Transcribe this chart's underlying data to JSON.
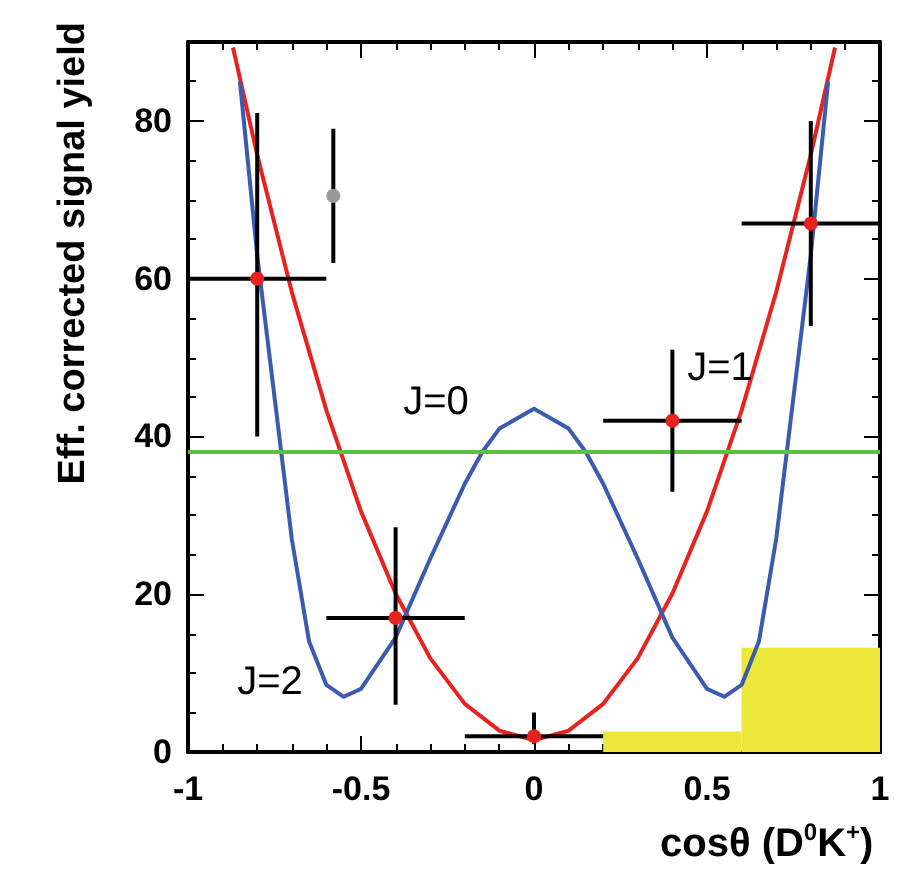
{
  "chart_data": {
    "type": "scatter",
    "xlabel": "cosθ (D$^{0}$K$^{+}$)",
    "ylabel": "Eff. corrected signal yield",
    "xlim": [
      -1,
      1
    ],
    "xticks": [
      -1,
      -0.5,
      0,
      0.5,
      1
    ],
    "ylim": [
      0,
      90
    ],
    "yticks": [
      0,
      20,
      40,
      60,
      80
    ],
    "series": [
      {
        "type": "histogram",
        "color": "#ece83a",
        "bins": [
          0.2,
          0.6,
          1.0
        ],
        "values": [
          2.6,
          13.2
        ]
      },
      {
        "type": "line",
        "color": "#e8231f",
        "x": [
          -0.87,
          -0.8,
          -0.7,
          -0.6,
          -0.5,
          -0.4,
          -0.3,
          -0.2,
          -0.1,
          0,
          0.1,
          0.2,
          0.3,
          0.4,
          0.5,
          0.6,
          0.7,
          0.8,
          0.87
        ],
        "values": [
          89.3,
          75.7,
          58.3,
          43.3,
          30.5,
          20.1,
          11.9,
          6.1,
          2.7,
          1.5,
          2.7,
          6.1,
          11.9,
          20.1,
          30.5,
          43.3,
          58.3,
          75.7,
          89.3
        ]
      },
      {
        "type": "line",
        "color": "#3a5bb0",
        "x": [
          -0.85,
          -0.8,
          -0.75,
          -0.7,
          -0.65,
          -0.6,
          -0.55,
          -0.5,
          -0.4,
          -0.3,
          -0.2,
          -0.15,
          -0.1,
          0,
          0.1,
          0.15,
          0.2,
          0.3,
          0.4,
          0.5,
          0.55,
          0.6,
          0.65,
          0.7,
          0.75,
          0.8,
          0.85
        ],
        "values": [
          85,
          63,
          45,
          27,
          14,
          8.5,
          7,
          8,
          14.5,
          24.5,
          34,
          38,
          41,
          43.5,
          41,
          38,
          34,
          24.5,
          14.5,
          8,
          7,
          8.5,
          14,
          27,
          45,
          63,
          85
        ]
      },
      {
        "color": "#999999",
        "marker": "circle",
        "x": [
          -0.58
        ],
        "values": [
          70.5
        ],
        "errors": [
          [
            62,
            79
          ]
        ]
      },
      {
        "color": "#e8231f",
        "marker": "circle",
        "x": [
          -0.8,
          -0.4,
          0,
          0.4,
          0.8
        ],
        "values": [
          60,
          17,
          2,
          42,
          67
        ],
        "errors": [
          [
            40,
            81
          ],
          [
            6,
            28.5
          ],
          [
            1,
            5
          ],
          [
            33,
            51
          ],
          [
            54,
            80
          ]
        ],
        "xerrors": [
          0.2,
          0.2,
          0.2,
          0.2,
          0.2
        ]
      }
    ],
    "ref_lines": [
      {
        "axis": "y",
        "value": 38,
        "color": "#5cc040"
      }
    ],
    "annotations": [
      "J=0",
      "J=1",
      "J=2"
    ]
  }
}
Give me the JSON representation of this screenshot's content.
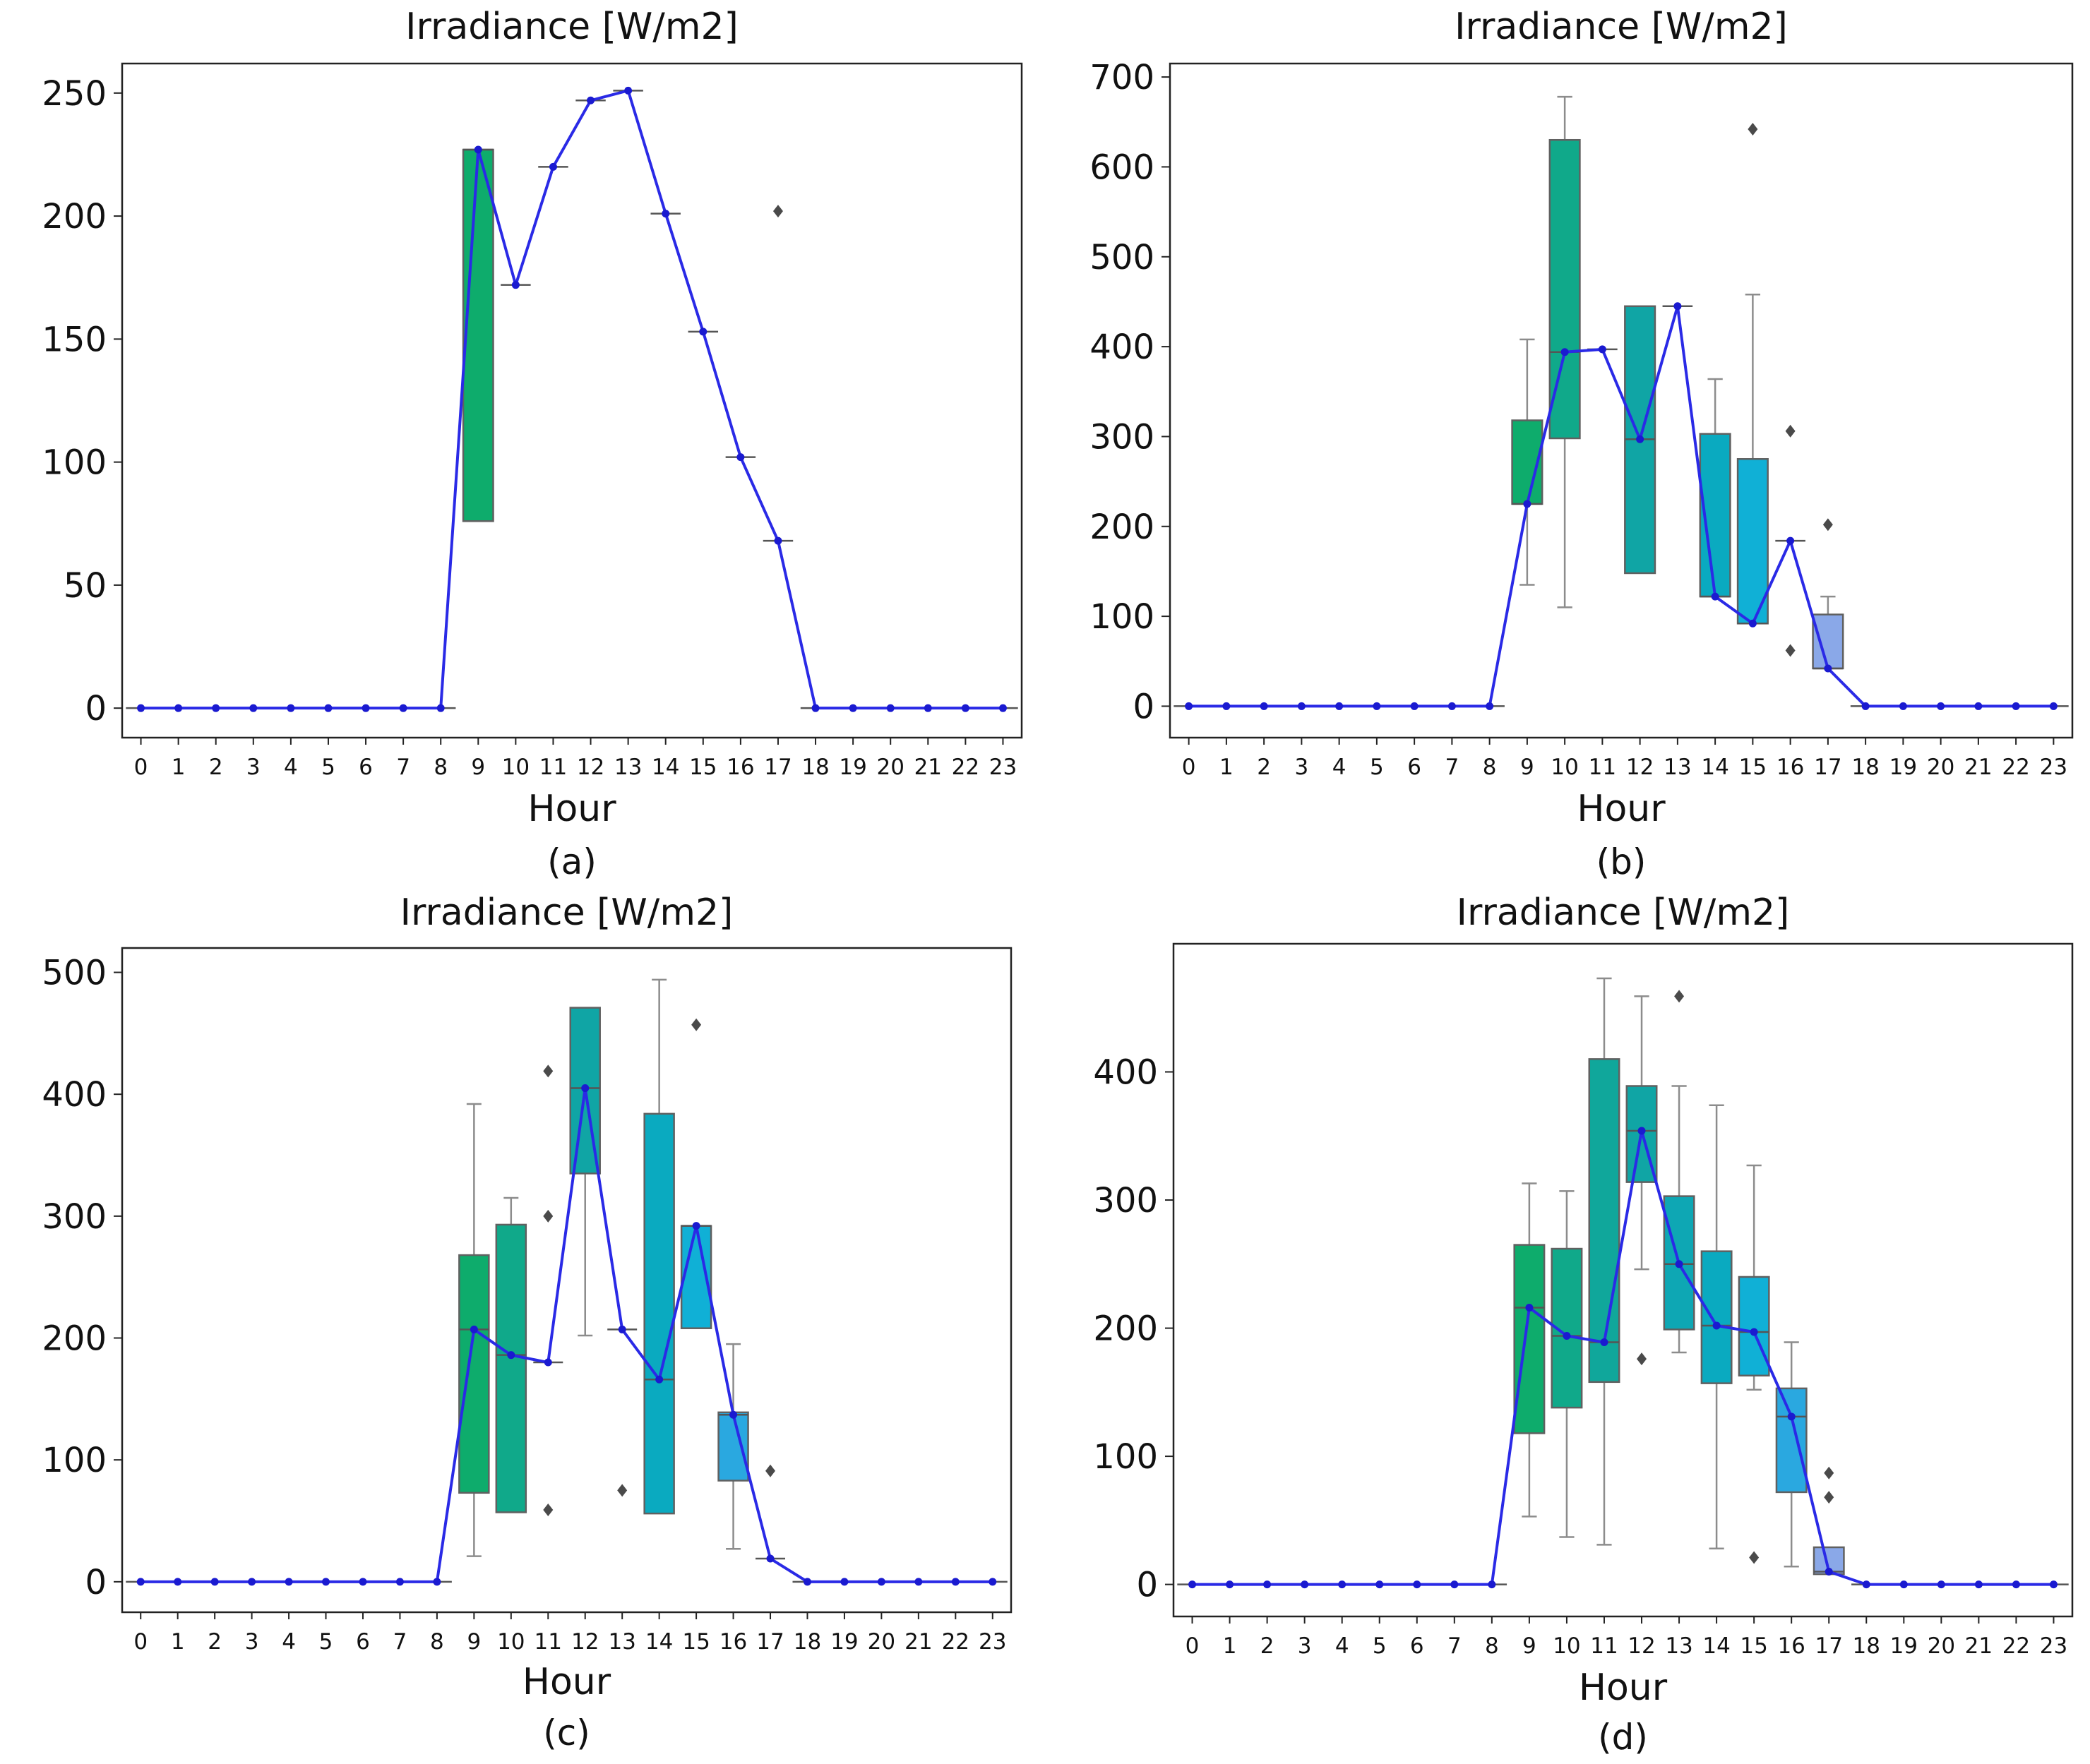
{
  "chart_data": [
    {
      "type": "box",
      "panel_label": "(a)",
      "title": "Irradiance [W/m2]",
      "xlabel": "Hour",
      "ylabel": "",
      "ylim": [
        -12,
        262
      ],
      "yticks": [
        0,
        50,
        100,
        150,
        200,
        250
      ],
      "categories": [
        "0",
        "1",
        "2",
        "3",
        "4",
        "5",
        "6",
        "7",
        "8",
        "9",
        "10",
        "11",
        "12",
        "13",
        "14",
        "15",
        "16",
        "17",
        "18",
        "19",
        "20",
        "21",
        "22",
        "23"
      ],
      "mean_series": [
        0,
        0,
        0,
        0,
        0,
        0,
        0,
        0,
        0,
        227,
        172,
        220,
        247,
        251,
        201,
        153,
        102,
        68,
        0,
        0,
        0,
        0,
        0,
        0
      ],
      "boxes": [
        {
          "hour": 9,
          "q1": 76,
          "median": 227,
          "q3": 227,
          "whislo": 76,
          "whishi": 227,
          "color": "#0eac6c"
        },
        {
          "hour": 10,
          "q1": 172,
          "median": 172,
          "q3": 172,
          "whislo": 172,
          "whishi": 172,
          "color": "#10a98a"
        },
        {
          "hour": 11,
          "q1": 220,
          "median": 220,
          "q3": 220,
          "whislo": 220,
          "whishi": 220,
          "color": "#10a79b"
        },
        {
          "hour": 12,
          "q1": 247,
          "median": 247,
          "q3": 247,
          "whislo": 247,
          "whishi": 247,
          "color": "#10a5a5"
        },
        {
          "hour": 13,
          "q1": 251,
          "median": 251,
          "q3": 251,
          "whislo": 251,
          "whishi": 251,
          "color": "#0ea7b4"
        },
        {
          "hour": 14,
          "q1": 201,
          "median": 201,
          "q3": 201,
          "whislo": 201,
          "whishi": 201,
          "color": "#0aaac0"
        },
        {
          "hour": 15,
          "q1": 153,
          "median": 153,
          "q3": 153,
          "whislo": 153,
          "whishi": 153,
          "color": "#10b0d6"
        },
        {
          "hour": 16,
          "q1": 102,
          "median": 102,
          "q3": 102,
          "whislo": 102,
          "whishi": 102,
          "color": "#2aa8e0"
        },
        {
          "hour": 17,
          "q1": 68,
          "median": 68,
          "q3": 68,
          "whislo": 68,
          "whishi": 68,
          "color": "#8aa8e8"
        }
      ],
      "fliers": [
        {
          "hour": 17,
          "value": 202
        }
      ]
    },
    {
      "type": "box",
      "panel_label": "(b)",
      "title": "Irradiance [W/m2]",
      "xlabel": "Hour",
      "ylabel": "",
      "ylim": [
        -35,
        715
      ],
      "yticks": [
        0,
        100,
        200,
        300,
        400,
        500,
        600,
        700
      ],
      "categories": [
        "0",
        "1",
        "2",
        "3",
        "4",
        "5",
        "6",
        "7",
        "8",
        "9",
        "10",
        "11",
        "12",
        "13",
        "14",
        "15",
        "16",
        "17",
        "18",
        "19",
        "20",
        "21",
        "22",
        "23"
      ],
      "mean_series": [
        0,
        0,
        0,
        0,
        0,
        0,
        0,
        0,
        0,
        225,
        394,
        397,
        297,
        445,
        122,
        92,
        184,
        42,
        0,
        0,
        0,
        0,
        0,
        0
      ],
      "boxes": [
        {
          "hour": 9,
          "q1": 225,
          "median": 225,
          "q3": 318,
          "whislo": 135,
          "whishi": 408,
          "color": "#0eac6c"
        },
        {
          "hour": 10,
          "q1": 298,
          "median": 394,
          "q3": 630,
          "whislo": 110,
          "whishi": 678,
          "color": "#10a98a"
        },
        {
          "hour": 11,
          "q1": 397,
          "median": 397,
          "q3": 397,
          "whislo": 397,
          "whishi": 397,
          "color": "#10a79b"
        },
        {
          "hour": 12,
          "q1": 148,
          "median": 297,
          "q3": 445,
          "whislo": 148,
          "whishi": 445,
          "color": "#10a5a5"
        },
        {
          "hour": 13,
          "q1": 445,
          "median": 445,
          "q3": 445,
          "whislo": 445,
          "whishi": 445,
          "color": "#0ea7b4"
        },
        {
          "hour": 14,
          "q1": 122,
          "median": 122,
          "q3": 303,
          "whislo": 122,
          "whishi": 364,
          "color": "#0aaac0"
        },
        {
          "hour": 15,
          "q1": 92,
          "median": 92,
          "q3": 275,
          "whislo": 92,
          "whishi": 458,
          "color": "#10b0d6"
        },
        {
          "hour": 16,
          "q1": 184,
          "median": 184,
          "q3": 184,
          "whislo": 184,
          "whishi": 184,
          "color": "#2aa8e0"
        },
        {
          "hour": 17,
          "q1": 42,
          "median": 42,
          "q3": 102,
          "whislo": 42,
          "whishi": 122,
          "color": "#8aa8e8"
        }
      ],
      "fliers": [
        {
          "hour": 15,
          "value": 642
        },
        {
          "hour": 16,
          "value": 306
        },
        {
          "hour": 16,
          "value": 62
        },
        {
          "hour": 17,
          "value": 202
        }
      ]
    },
    {
      "type": "box",
      "panel_label": "(c)",
      "title": "Irradiance [W/m2]",
      "xlabel": "Hour",
      "ylabel": "",
      "ylim": [
        -25,
        520
      ],
      "yticks": [
        0,
        100,
        200,
        300,
        400,
        500
      ],
      "categories": [
        "0",
        "1",
        "2",
        "3",
        "4",
        "5",
        "6",
        "7",
        "8",
        "9",
        "10",
        "11",
        "12",
        "13",
        "14",
        "15",
        "16",
        "17",
        "18",
        "19",
        "20",
        "21",
        "22",
        "23"
      ],
      "mean_series": [
        0,
        0,
        0,
        0,
        0,
        0,
        0,
        0,
        0,
        207,
        186,
        180,
        405,
        207,
        166,
        292,
        137,
        19,
        0,
        0,
        0,
        0,
        0,
        0
      ],
      "boxes": [
        {
          "hour": 9,
          "q1": 73,
          "median": 207,
          "q3": 268,
          "whislo": 21,
          "whishi": 392,
          "color": "#0eac6c"
        },
        {
          "hour": 10,
          "q1": 57,
          "median": 186,
          "q3": 293,
          "whislo": 57,
          "whishi": 315,
          "color": "#10a98a"
        },
        {
          "hour": 11,
          "q1": 180,
          "median": 180,
          "q3": 180,
          "whislo": 180,
          "whishi": 180,
          "color": "#10a79b"
        },
        {
          "hour": 12,
          "q1": 335,
          "median": 405,
          "q3": 471,
          "whislo": 202,
          "whishi": 471,
          "color": "#10a5a5"
        },
        {
          "hour": 13,
          "q1": 207,
          "median": 207,
          "q3": 207,
          "whislo": 207,
          "whishi": 207,
          "color": "#0ea7b4"
        },
        {
          "hour": 14,
          "q1": 56,
          "median": 166,
          "q3": 384,
          "whislo": 56,
          "whishi": 494,
          "color": "#0aaac0"
        },
        {
          "hour": 15,
          "q1": 208,
          "median": 292,
          "q3": 292,
          "whislo": 208,
          "whishi": 292,
          "color": "#10b0d6"
        },
        {
          "hour": 16,
          "q1": 83,
          "median": 137,
          "q3": 139,
          "whislo": 27,
          "whishi": 195,
          "color": "#2aa8e0"
        },
        {
          "hour": 17,
          "q1": 19,
          "median": 19,
          "q3": 19,
          "whislo": 19,
          "whishi": 19,
          "color": "#8aa8e8"
        }
      ],
      "fliers": [
        {
          "hour": 11,
          "value": 419
        },
        {
          "hour": 11,
          "value": 300
        },
        {
          "hour": 11,
          "value": 59
        },
        {
          "hour": 13,
          "value": 75
        },
        {
          "hour": 15,
          "value": 457
        },
        {
          "hour": 17,
          "value": 91
        }
      ]
    },
    {
      "type": "box",
      "panel_label": "(d)",
      "title": "Irradiance [W/m2]",
      "xlabel": "Hour",
      "ylabel": "",
      "ylim": [
        -25,
        500
      ],
      "yticks": [
        0,
        100,
        200,
        300,
        400
      ],
      "categories": [
        "0",
        "1",
        "2",
        "3",
        "4",
        "5",
        "6",
        "7",
        "8",
        "9",
        "10",
        "11",
        "12",
        "13",
        "14",
        "15",
        "16",
        "17",
        "18",
        "19",
        "20",
        "21",
        "22",
        "23"
      ],
      "mean_series": [
        0,
        0,
        0,
        0,
        0,
        0,
        0,
        0,
        0,
        216,
        194,
        189,
        354,
        250,
        202,
        197,
        131,
        10,
        0,
        0,
        0,
        0,
        0,
        0
      ],
      "boxes": [
        {
          "hour": 9,
          "q1": 118,
          "median": 216,
          "q3": 265,
          "whislo": 53,
          "whishi": 313,
          "color": "#0eac6c"
        },
        {
          "hour": 10,
          "q1": 138,
          "median": 194,
          "q3": 262,
          "whislo": 37,
          "whishi": 307,
          "color": "#10a98a"
        },
        {
          "hour": 11,
          "q1": 158,
          "median": 189,
          "q3": 410,
          "whislo": 31,
          "whishi": 473,
          "color": "#10a79b"
        },
        {
          "hour": 12,
          "q1": 314,
          "median": 354,
          "q3": 389,
          "whislo": 246,
          "whishi": 459,
          "color": "#10a5a5"
        },
        {
          "hour": 13,
          "q1": 199,
          "median": 250,
          "q3": 303,
          "whislo": 181,
          "whishi": 389,
          "color": "#0ea7b4"
        },
        {
          "hour": 14,
          "q1": 157,
          "median": 202,
          "q3": 260,
          "whislo": 28,
          "whishi": 374,
          "color": "#0aaac0"
        },
        {
          "hour": 15,
          "q1": 163,
          "median": 197,
          "q3": 240,
          "whislo": 152,
          "whishi": 327,
          "color": "#10b0d6"
        },
        {
          "hour": 16,
          "q1": 72,
          "median": 131,
          "q3": 153,
          "whislo": 14,
          "whishi": 189,
          "color": "#2aa8e0"
        },
        {
          "hour": 17,
          "q1": 8,
          "median": 10,
          "q3": 29,
          "whislo": 8,
          "whishi": 29,
          "color": "#8aa8e8"
        }
      ],
      "fliers": [
        {
          "hour": 12,
          "value": 176
        },
        {
          "hour": 13,
          "value": 459
        },
        {
          "hour": 15,
          "value": 21
        },
        {
          "hour": 17,
          "value": 87
        },
        {
          "hour": 17,
          "value": 68
        }
      ]
    }
  ]
}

[TASK PROMPT]: Pick out each line above that includes "this" and show it.

[OUTPUT]:
Transcribe this chart's underlying data to JSON.
Give me the JSON representation of this screenshot's content.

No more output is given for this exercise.